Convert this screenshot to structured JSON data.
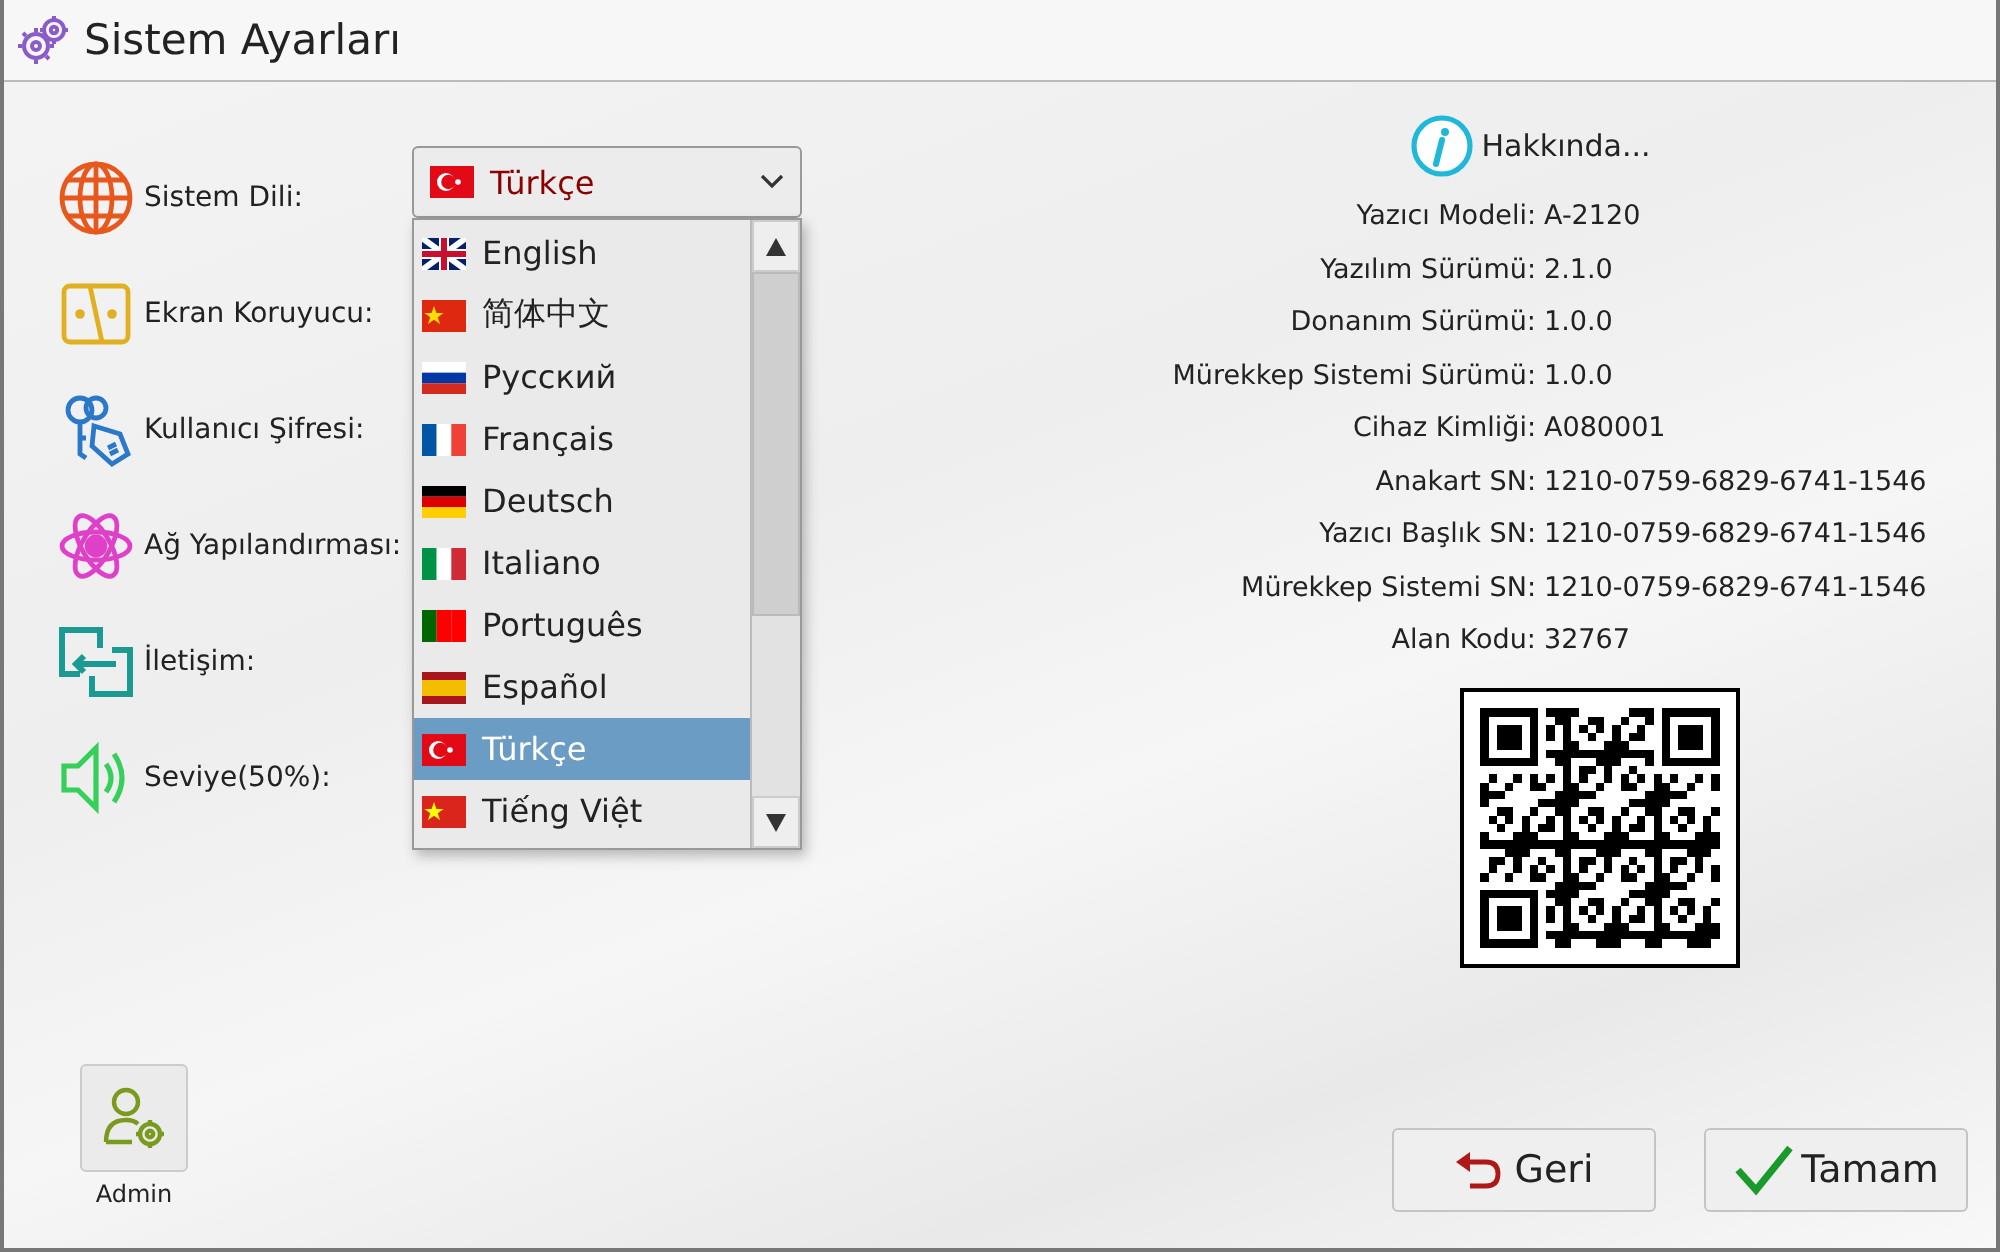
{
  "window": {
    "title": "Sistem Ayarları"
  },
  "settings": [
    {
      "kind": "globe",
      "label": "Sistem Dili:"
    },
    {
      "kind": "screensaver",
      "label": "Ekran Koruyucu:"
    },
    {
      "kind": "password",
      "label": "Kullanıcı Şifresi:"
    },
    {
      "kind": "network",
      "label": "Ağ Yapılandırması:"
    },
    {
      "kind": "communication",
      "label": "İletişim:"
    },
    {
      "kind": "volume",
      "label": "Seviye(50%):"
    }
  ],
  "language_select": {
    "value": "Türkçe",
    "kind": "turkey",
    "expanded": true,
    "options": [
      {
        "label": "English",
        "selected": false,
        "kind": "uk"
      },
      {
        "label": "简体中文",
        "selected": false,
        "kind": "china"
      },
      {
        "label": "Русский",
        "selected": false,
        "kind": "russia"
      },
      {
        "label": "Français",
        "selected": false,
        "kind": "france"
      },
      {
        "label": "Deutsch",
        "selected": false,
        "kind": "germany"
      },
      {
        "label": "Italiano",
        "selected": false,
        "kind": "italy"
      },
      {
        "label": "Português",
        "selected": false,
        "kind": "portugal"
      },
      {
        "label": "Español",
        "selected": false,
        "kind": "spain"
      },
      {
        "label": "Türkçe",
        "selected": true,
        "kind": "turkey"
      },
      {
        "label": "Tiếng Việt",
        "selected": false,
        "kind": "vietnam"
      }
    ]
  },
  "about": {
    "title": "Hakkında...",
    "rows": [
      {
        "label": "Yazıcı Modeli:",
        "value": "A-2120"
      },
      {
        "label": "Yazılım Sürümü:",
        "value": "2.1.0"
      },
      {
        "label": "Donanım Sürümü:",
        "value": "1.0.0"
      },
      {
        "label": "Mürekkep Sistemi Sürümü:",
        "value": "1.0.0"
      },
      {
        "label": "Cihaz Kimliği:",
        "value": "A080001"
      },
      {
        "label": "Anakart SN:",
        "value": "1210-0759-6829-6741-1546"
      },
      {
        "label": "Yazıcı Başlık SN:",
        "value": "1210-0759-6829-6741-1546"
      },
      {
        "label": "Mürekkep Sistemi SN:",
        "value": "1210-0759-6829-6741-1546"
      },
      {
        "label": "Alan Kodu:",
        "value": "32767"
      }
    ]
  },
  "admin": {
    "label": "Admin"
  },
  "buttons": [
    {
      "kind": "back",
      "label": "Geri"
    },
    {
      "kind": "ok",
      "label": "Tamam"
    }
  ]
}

=== Task description ===
Select and copy every line of the material that holds the string "Yazıcı".

=== Answer to this task ===
        "label": "Yazıcı Modeli:",
        "label": "Yazıcı Başlık SN:",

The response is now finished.